(Problem statement)
Please edit the material from the line with "meeting-options-label: Options de" to the line with "sidebar-group-label: Inscription <box>20" by replacing "Fonction" with "Titre" and leaving everything else unchanged. Return only those lines.

Source records:
——————
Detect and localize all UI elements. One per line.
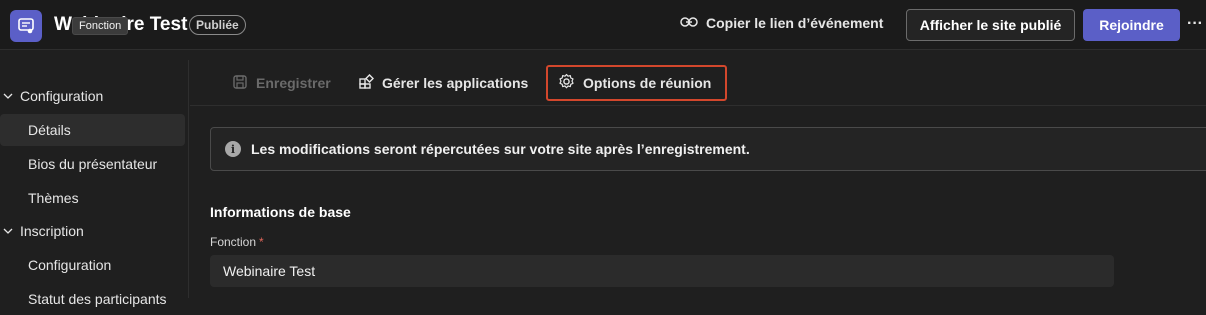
meeting-options-label: Options de réunion <box>583 75 712 91</box>
title-field-label-text: Fonction <box>210 235 257 249</box>
copy-event-link-label: Copier le lien d’événement <box>706 15 884 31</box>
sidebar-group-label: Inscription <box>20 223 84 239</box>
manage-apps-button[interactable]: Gérer les applications <box>358 70 528 96</box>
meeting-options-button[interactable]: Options de réunion <box>546 65 728 101</box>
gear-icon <box>558 73 575 93</box>
info-banner: i Les modifications seront répercutées s… <box>210 127 1206 171</box>
save-button[interactable]: Enregistrer <box>232 70 331 96</box>
sidebar-item-details[interactable]: Détails <box>0 114 185 146</box>
title-input[interactable]: Webinaire Test <box>210 255 1114 287</box>
apps-icon <box>358 73 375 93</box>
required-mark: * <box>259 235 264 249</box>
status-badge: Publiée <box>189 15 246 35</box>
sidebar-item-themes[interactable]: Thèmes <box>0 182 185 214</box>
info-icon: i <box>225 141 241 157</box>
sidebar-nav: Configuration Détails Bios du présentate… <box>0 60 189 307</box>
copy-event-link-button[interactable]: Copier le lien d’événement <box>680 15 883 31</box>
more-options-icon[interactable]: ··· <box>1187 12 1203 36</box>
sidebar-group-configuration[interactable]: Configuration <box>0 80 189 112</box>
chevron-down-icon <box>0 91 20 101</box>
info-banner-text: Les modifications seront répercutées sur… <box>251 141 750 157</box>
sidebar-group-registration[interactable]: Inscription <box>0 215 189 247</box>
title-tooltip: Fonction <box>72 17 129 35</box>
chevron-down-icon <box>0 226 20 236</box>
webinar-app-icon <box>10 10 42 42</box>
sidebar-item-attendee-status[interactable]: Statut des participants <box>0 283 185 315</box>
sidebar-group-label: Configuration <box>20 88 104 104</box>
save-icon <box>232 74 248 93</box>
link-icon <box>680 15 698 31</box>
top-bar: Webinaire Test Fonction Publiée Copier l… <box>0 0 1206 50</box>
sidebar-item-registration-configuration[interactable]: Configuration <box>0 249 185 281</box>
section-title-basic-info: Informations de base <box>210 204 351 220</box>
save-label: Enregistrer <box>256 75 331 91</box>
view-published-site-button[interactable]: Afficher le site publié <box>906 9 1075 41</box>
title-input-value: Webinaire Test <box>223 263 316 279</box>
command-toolbar: Enregistrer Gérer les applications Optio… <box>190 60 1206 106</box>
manage-apps-label: Gérer les applications <box>382 75 529 91</box>
join-button[interactable]: Rejoindre <box>1083 9 1180 41</box>
sidebar-item-presenter-bios[interactable]: Bios du présentateur <box>0 148 185 180</box>
title-field-label: Fonction * <box>210 235 264 249</box>
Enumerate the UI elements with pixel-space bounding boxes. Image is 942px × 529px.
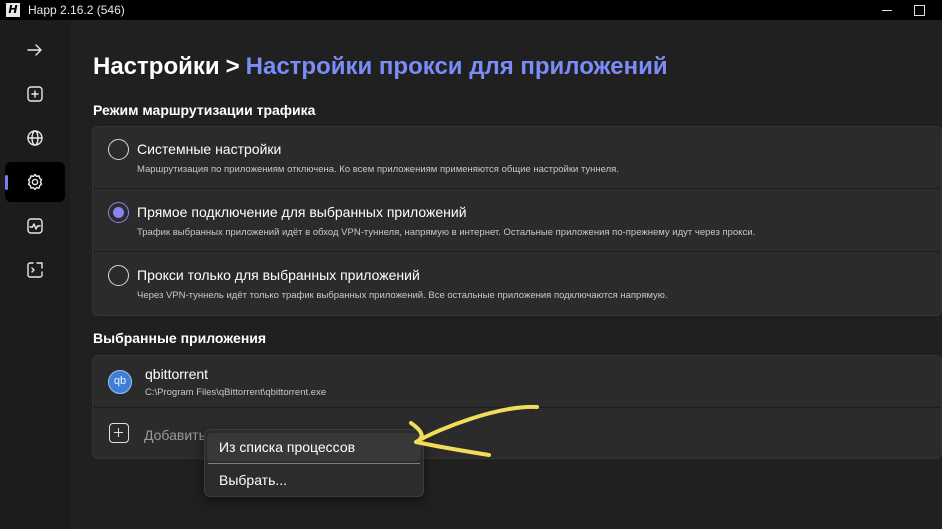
routing-mode-card: Системные настройки Маршрутизация по при… (92, 126, 942, 316)
routing-option-direct[interactable]: Прямое подключение для выбранных приложе… (93, 190, 941, 252)
add-app-label: Добавить (144, 427, 206, 443)
sidebar (0, 20, 70, 529)
sidebar-item-logs[interactable] (5, 250, 65, 290)
radio-button[interactable] (108, 265, 129, 286)
qbittorrent-app-icon: qb (108, 370, 132, 394)
routing-section-label: Режим маршрутизации трафика (93, 102, 316, 118)
option-title: Прокси только для выбранных приложений (137, 267, 420, 283)
app-name: qbittorrent (145, 366, 209, 382)
globe-icon (27, 130, 43, 146)
plus-square-icon (109, 423, 129, 443)
option-description: Маршрутизация по приложениям отключена. … (137, 164, 619, 175)
app-path: C:\Program Files\qBittorrent\qbittorrent… (145, 387, 327, 398)
add-app-context-menu: Из списка процессов Выбрать... (204, 429, 424, 497)
activity-monitor-icon (27, 218, 43, 234)
breadcrumb: Настройки > Настройки прокси для приложени… (93, 53, 668, 81)
option-title: Прямое подключение для выбранных приложе… (137, 204, 467, 220)
page-title: Настройки прокси для приложений (245, 53, 668, 80)
breadcrumb-settings-link[interactable]: Настройки (93, 53, 220, 80)
sidebar-item-connect[interactable] (5, 30, 65, 70)
menu-divider (208, 463, 420, 464)
routing-option-proxy-only[interactable]: Прокси только для выбранных приложений Ч… (93, 253, 941, 315)
app-logo: H (6, 3, 20, 17)
sidebar-item-add[interactable] (5, 74, 65, 114)
minimize-button[interactable] (872, 0, 902, 20)
active-indicator (5, 175, 8, 190)
window-title: Happ 2.16.2 (546) (28, 3, 125, 17)
log-console-icon (27, 262, 43, 278)
maximize-button[interactable] (904, 0, 934, 20)
sidebar-item-settings[interactable] (5, 162, 65, 202)
title-bar: H Happ 2.16.2 (546) (0, 0, 942, 20)
breadcrumb-separator: > (225, 53, 240, 80)
main-content: Настройки > Настройки прокси для приложени… (70, 20, 942, 529)
arrow-right-icon (27, 44, 42, 56)
sidebar-item-servers[interactable] (5, 118, 65, 158)
option-description: Трафик выбранных приложений идёт в обход… (137, 227, 756, 238)
gear-icon (27, 173, 43, 191)
menu-item-browse[interactable]: Выбрать... (207, 466, 421, 494)
selected-apps-section-label: Выбранные приложения (93, 330, 267, 346)
add-square-icon (27, 86, 43, 102)
radio-button-selected[interactable] (108, 202, 129, 223)
radio-button[interactable] (108, 139, 129, 160)
sidebar-item-monitor[interactable] (5, 206, 65, 246)
list-item[interactable]: qb qbittorrent C:\Program Files\qBittorr… (93, 356, 941, 408)
menu-item-from-process-list[interactable]: Из списка процессов (207, 433, 421, 461)
option-title: Системные настройки (137, 141, 282, 157)
option-description: Через VPN-туннель идёт только трафик выб… (137, 290, 668, 301)
routing-option-system[interactable]: Системные настройки Маршрутизация по при… (93, 127, 941, 189)
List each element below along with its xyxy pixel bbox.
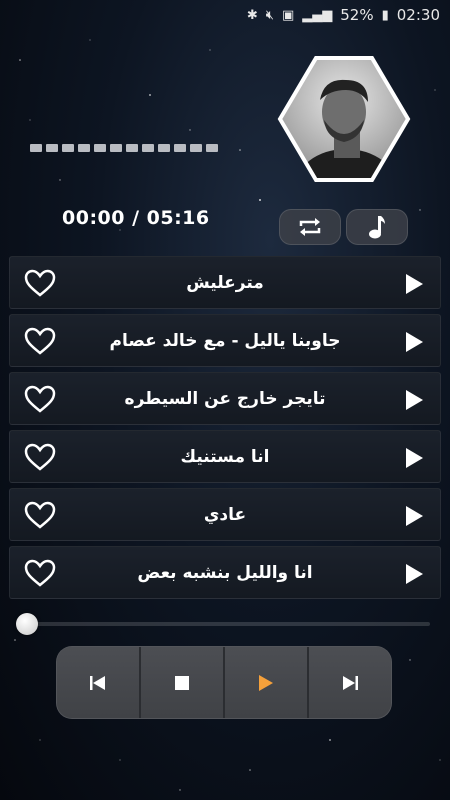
- track-item[interactable]: عادي: [9, 488, 441, 541]
- repeat-button[interactable]: [279, 209, 341, 245]
- transport-controls: [56, 646, 392, 719]
- heart-icon[interactable]: [24, 326, 56, 356]
- heart-icon[interactable]: [24, 442, 56, 472]
- bluetooth-icon: ✱: [246, 7, 258, 23]
- play-icon[interactable]: [404, 273, 424, 295]
- play-icon: [259, 674, 273, 691]
- track-item[interactable]: انا والليل بنشبه بعض: [9, 546, 441, 599]
- heart-icon[interactable]: [24, 384, 56, 414]
- track-title: عادي: [203, 504, 247, 525]
- seek-thumb[interactable]: [16, 613, 38, 635]
- next-icon: [343, 675, 358, 690]
- track-item[interactable]: جاوبنا ياليل - مع خالد عصام: [9, 314, 441, 367]
- stop-button[interactable]: [141, 647, 225, 718]
- play-icon[interactable]: [404, 331, 424, 353]
- track-item[interactable]: مترعليش: [9, 256, 441, 309]
- signal-icon: ▂▄▆: [302, 7, 333, 23]
- music-note-icon: [369, 216, 385, 239]
- play-icon[interactable]: [404, 563, 424, 585]
- previous-icon: [90, 675, 105, 690]
- track-title: جاوبنا ياليل - مع خالد عصام: [109, 330, 341, 351]
- track-list: مترعليش جاوبنا ياليل - مع خالد عصام تايج…: [9, 256, 441, 604]
- nfc-icon: ▣: [281, 7, 295, 23]
- music-button[interactable]: [346, 209, 408, 245]
- battery-icon: ▮: [381, 7, 389, 23]
- audio-visualizer: [30, 144, 218, 152]
- play-icon[interactable]: [404, 505, 424, 527]
- play-button[interactable]: [225, 647, 309, 718]
- repeat-icon: [299, 218, 321, 236]
- track-title: مترعليش: [186, 272, 264, 293]
- heart-icon[interactable]: [24, 268, 56, 298]
- artist-avatar: [276, 54, 412, 184]
- time-display: 00:00 / 05:16: [62, 207, 210, 229]
- track-item[interactable]: انا مستنيك: [9, 430, 441, 483]
- battery-percent: 52%: [340, 6, 374, 24]
- track-title: انا والليل بنشبه بعض: [137, 562, 313, 583]
- stop-icon: [175, 675, 189, 690]
- mute-icon: 🔇︎: [265, 7, 274, 23]
- status-bar: ✱ 🔇︎ ▣ ▂▄▆ 52% ▮ 02:30: [0, 0, 450, 30]
- next-button[interactable]: [309, 647, 391, 718]
- track-title: انا مستنيك: [180, 446, 270, 467]
- track-title: تايجر خارج عن السيطره: [124, 388, 326, 409]
- seek-bar[interactable]: [16, 613, 430, 635]
- clock: 02:30: [396, 6, 440, 24]
- heart-icon[interactable]: [24, 500, 56, 530]
- play-icon[interactable]: [404, 447, 424, 469]
- heart-icon[interactable]: [24, 558, 56, 588]
- play-icon[interactable]: [404, 389, 424, 411]
- previous-button[interactable]: [57, 647, 141, 718]
- track-item[interactable]: تايجر خارج عن السيطره: [9, 372, 441, 425]
- seek-rail[interactable]: [18, 622, 430, 626]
——————
(Response to this exercise)
meeting-options-label: Options de réunion <box>583 75 712 91</box>
title-field-label-text: Titre <box>210 235 257 249</box>
copy-event-link-label: Copier le lien d’événement <box>706 15 884 31</box>
sidebar-group-label: Inscription <box>20 223 84 239</box>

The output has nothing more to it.